— PROBLEM STATEMENT —
Your task is to repeat the entries exactly. Leave the pictures out.

__________________________________________________

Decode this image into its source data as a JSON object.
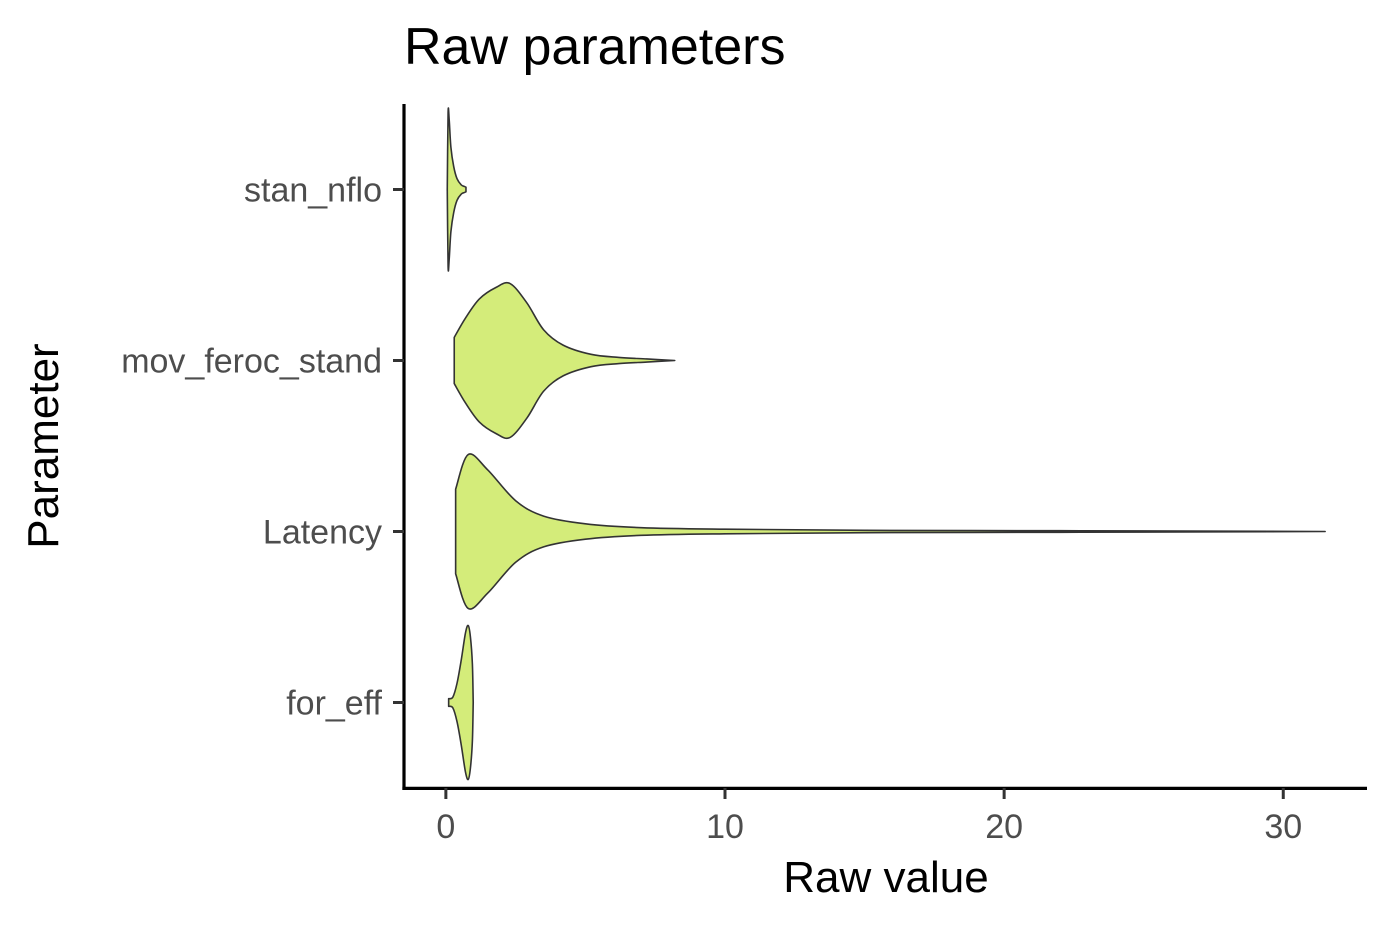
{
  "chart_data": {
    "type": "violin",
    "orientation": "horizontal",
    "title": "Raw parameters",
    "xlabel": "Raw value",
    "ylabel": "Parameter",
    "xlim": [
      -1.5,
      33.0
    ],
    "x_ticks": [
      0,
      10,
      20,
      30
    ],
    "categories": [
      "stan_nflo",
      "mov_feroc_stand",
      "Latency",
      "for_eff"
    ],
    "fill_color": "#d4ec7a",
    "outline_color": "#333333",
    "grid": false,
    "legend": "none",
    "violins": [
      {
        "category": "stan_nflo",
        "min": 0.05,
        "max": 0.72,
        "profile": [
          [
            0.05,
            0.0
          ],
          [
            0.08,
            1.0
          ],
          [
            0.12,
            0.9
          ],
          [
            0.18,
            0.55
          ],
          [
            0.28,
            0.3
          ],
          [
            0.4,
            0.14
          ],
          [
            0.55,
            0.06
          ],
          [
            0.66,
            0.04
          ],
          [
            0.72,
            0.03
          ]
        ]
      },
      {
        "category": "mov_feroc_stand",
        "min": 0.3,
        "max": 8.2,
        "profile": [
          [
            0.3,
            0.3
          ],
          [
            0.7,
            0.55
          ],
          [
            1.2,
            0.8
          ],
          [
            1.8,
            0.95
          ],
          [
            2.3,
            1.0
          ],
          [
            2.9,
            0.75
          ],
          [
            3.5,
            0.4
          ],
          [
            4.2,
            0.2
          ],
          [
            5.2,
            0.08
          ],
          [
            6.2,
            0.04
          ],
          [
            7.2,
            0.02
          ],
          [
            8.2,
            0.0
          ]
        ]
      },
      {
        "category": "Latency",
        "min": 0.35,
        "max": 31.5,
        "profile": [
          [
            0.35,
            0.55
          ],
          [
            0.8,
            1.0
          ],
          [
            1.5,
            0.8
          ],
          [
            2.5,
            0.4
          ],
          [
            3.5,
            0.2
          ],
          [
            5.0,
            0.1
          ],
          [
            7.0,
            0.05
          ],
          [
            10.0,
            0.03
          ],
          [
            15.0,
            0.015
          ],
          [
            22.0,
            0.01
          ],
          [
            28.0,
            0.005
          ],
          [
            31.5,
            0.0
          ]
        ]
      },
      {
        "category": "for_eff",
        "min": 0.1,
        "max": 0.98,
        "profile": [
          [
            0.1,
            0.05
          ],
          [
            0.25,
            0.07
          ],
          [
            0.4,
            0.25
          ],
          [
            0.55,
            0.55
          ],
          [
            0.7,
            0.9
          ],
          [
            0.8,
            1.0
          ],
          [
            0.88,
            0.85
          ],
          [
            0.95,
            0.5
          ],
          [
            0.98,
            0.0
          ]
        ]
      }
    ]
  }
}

__________________________________________________

— PROBLEM SOLUTION —
Decode this image into its source data as a JSON object.
{
  "chart_data": {
    "type": "violin",
    "orientation": "horizontal",
    "title": "Raw parameters",
    "xlabel": "Raw value",
    "ylabel": "Parameter",
    "xlim": [
      -1.5,
      33.0
    ],
    "x_ticks": [
      0,
      10,
      20,
      30
    ],
    "categories": [
      "stan_nflo",
      "mov_feroc_stand",
      "Latency",
      "for_eff"
    ],
    "fill_color": "#d4ec7a",
    "outline_color": "#333333",
    "grid": false,
    "legend": "none",
    "violins": [
      {
        "category": "stan_nflo",
        "min": 0.05,
        "max": 0.72,
        "profile": [
          [
            0.05,
            0.0
          ],
          [
            0.08,
            1.0
          ],
          [
            0.12,
            0.9
          ],
          [
            0.18,
            0.55
          ],
          [
            0.28,
            0.3
          ],
          [
            0.4,
            0.14
          ],
          [
            0.55,
            0.06
          ],
          [
            0.66,
            0.04
          ],
          [
            0.72,
            0.03
          ]
        ]
      },
      {
        "category": "mov_feroc_stand",
        "min": 0.3,
        "max": 8.2,
        "profile": [
          [
            0.3,
            0.3
          ],
          [
            0.7,
            0.55
          ],
          [
            1.2,
            0.8
          ],
          [
            1.8,
            0.95
          ],
          [
            2.3,
            1.0
          ],
          [
            2.9,
            0.75
          ],
          [
            3.5,
            0.4
          ],
          [
            4.2,
            0.2
          ],
          [
            5.2,
            0.08
          ],
          [
            6.2,
            0.04
          ],
          [
            7.2,
            0.02
          ],
          [
            8.2,
            0.0
          ]
        ]
      },
      {
        "category": "Latency",
        "min": 0.35,
        "max": 31.5,
        "profile": [
          [
            0.35,
            0.55
          ],
          [
            0.8,
            1.0
          ],
          [
            1.5,
            0.8
          ],
          [
            2.5,
            0.4
          ],
          [
            3.5,
            0.2
          ],
          [
            5.0,
            0.1
          ],
          [
            7.0,
            0.05
          ],
          [
            10.0,
            0.03
          ],
          [
            15.0,
            0.015
          ],
          [
            22.0,
            0.01
          ],
          [
            28.0,
            0.005
          ],
          [
            31.5,
            0.0
          ]
        ]
      },
      {
        "category": "for_eff",
        "min": 0.1,
        "max": 0.98,
        "profile": [
          [
            0.1,
            0.05
          ],
          [
            0.25,
            0.07
          ],
          [
            0.4,
            0.25
          ],
          [
            0.55,
            0.55
          ],
          [
            0.7,
            0.9
          ],
          [
            0.8,
            1.0
          ],
          [
            0.88,
            0.85
          ],
          [
            0.95,
            0.5
          ],
          [
            0.98,
            0.0
          ]
        ]
      }
    ]
  }
}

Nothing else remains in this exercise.